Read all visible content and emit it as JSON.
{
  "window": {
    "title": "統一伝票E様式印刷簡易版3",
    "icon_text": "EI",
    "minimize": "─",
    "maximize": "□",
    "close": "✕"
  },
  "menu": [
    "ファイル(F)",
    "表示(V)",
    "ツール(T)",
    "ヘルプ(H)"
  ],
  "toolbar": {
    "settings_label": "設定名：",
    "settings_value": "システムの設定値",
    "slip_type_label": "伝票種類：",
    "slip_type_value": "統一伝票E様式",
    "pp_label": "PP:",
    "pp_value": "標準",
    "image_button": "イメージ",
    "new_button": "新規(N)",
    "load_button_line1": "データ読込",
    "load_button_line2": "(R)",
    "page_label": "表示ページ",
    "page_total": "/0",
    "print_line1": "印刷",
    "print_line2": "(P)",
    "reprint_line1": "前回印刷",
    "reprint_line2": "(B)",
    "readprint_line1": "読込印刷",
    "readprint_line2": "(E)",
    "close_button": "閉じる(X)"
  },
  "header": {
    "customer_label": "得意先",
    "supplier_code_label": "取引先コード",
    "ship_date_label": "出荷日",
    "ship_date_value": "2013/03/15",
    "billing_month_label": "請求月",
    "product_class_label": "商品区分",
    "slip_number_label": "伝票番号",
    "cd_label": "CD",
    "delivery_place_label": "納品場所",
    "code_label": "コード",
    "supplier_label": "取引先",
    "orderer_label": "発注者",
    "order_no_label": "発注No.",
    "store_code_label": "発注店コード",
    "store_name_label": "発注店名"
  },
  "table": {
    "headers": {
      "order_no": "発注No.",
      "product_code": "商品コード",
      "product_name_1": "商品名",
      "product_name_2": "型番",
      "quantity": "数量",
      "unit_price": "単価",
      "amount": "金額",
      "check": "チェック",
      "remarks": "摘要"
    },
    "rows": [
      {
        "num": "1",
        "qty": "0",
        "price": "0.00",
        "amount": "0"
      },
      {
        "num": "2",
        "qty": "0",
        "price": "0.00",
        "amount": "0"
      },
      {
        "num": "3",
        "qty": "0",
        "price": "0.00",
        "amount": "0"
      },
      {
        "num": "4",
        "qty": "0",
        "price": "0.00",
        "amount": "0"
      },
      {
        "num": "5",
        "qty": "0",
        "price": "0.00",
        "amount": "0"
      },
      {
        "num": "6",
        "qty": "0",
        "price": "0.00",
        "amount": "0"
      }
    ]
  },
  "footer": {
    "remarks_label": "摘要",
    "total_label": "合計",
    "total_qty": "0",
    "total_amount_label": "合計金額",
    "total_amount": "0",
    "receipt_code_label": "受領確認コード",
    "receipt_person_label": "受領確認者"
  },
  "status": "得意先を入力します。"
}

===

Repeat every entry exactly, please.

Response for this exercise ::
Read all visible content and emit it as JSON.
{
  "window": {
    "title": "統一伝票E様式印刷簡易版3",
    "icon_text": "EI",
    "minimize": "─",
    "maximize": "□",
    "close": "✕"
  },
  "menu": [
    "ファイル(F)",
    "表示(V)",
    "ツール(T)",
    "ヘルプ(H)"
  ],
  "toolbar": {
    "settings_label": "設定名：",
    "settings_value": "システムの設定値",
    "slip_type_label": "伝票種類：",
    "slip_type_value": "統一伝票E様式",
    "pp_label": "PP:",
    "pp_value": "標準",
    "image_button": "イメージ",
    "new_button": "新規(N)",
    "load_button_line1": "データ読込",
    "load_button_line2": "(R)",
    "page_label": "表示ページ",
    "page_total": "/0",
    "print_line1": "印刷",
    "print_line2": "(P)",
    "reprint_line1": "前回印刷",
    "reprint_line2": "(B)",
    "readprint_line1": "読込印刷",
    "readprint_line2": "(E)",
    "close_button": "閉じる(X)"
  },
  "header": {
    "customer_label": "得意先",
    "supplier_code_label": "取引先コード",
    "ship_date_label": "出荷日",
    "ship_date_value": "2013/03/15",
    "billing_month_label": "請求月",
    "product_class_label": "商品区分",
    "slip_number_label": "伝票番号",
    "cd_label": "CD",
    "delivery_place_label": "納品場所",
    "code_label": "コード",
    "supplier_label": "取引先",
    "orderer_label": "発注者",
    "order_no_label": "発注No.",
    "store_code_label": "発注店コード",
    "store_name_label": "発注店名"
  },
  "table": {
    "headers": {
      "order_no": "発注No.",
      "product_code": "商品コード",
      "product_name_1": "商品名",
      "product_name_2": "型番",
      "quantity": "数量",
      "unit_price": "単価",
      "amount": "金額",
      "check": "チェック",
      "remarks": "摘要"
    },
    "rows": [
      {
        "num": "1",
        "qty": "0",
        "price": "0.00",
        "amount": "0"
      },
      {
        "num": "2",
        "qty": "0",
        "price": "0.00",
        "amount": "0"
      },
      {
        "num": "3",
        "qty": "0",
        "price": "0.00",
        "amount": "0"
      },
      {
        "num": "4",
        "qty": "0",
        "price": "0.00",
        "amount": "0"
      },
      {
        "num": "5",
        "qty": "0",
        "price": "0.00",
        "amount": "0"
      },
      {
        "num": "6",
        "qty": "0",
        "price": "0.00",
        "amount": "0"
      }
    ]
  },
  "footer": {
    "remarks_label": "摘要",
    "total_label": "合計",
    "total_qty": "0",
    "total_amount_label": "合計金額",
    "total_amount": "0",
    "receipt_code_label": "受領確認コード",
    "receipt_person_label": "受領確認者"
  },
  "status": "得意先を入力します。"
}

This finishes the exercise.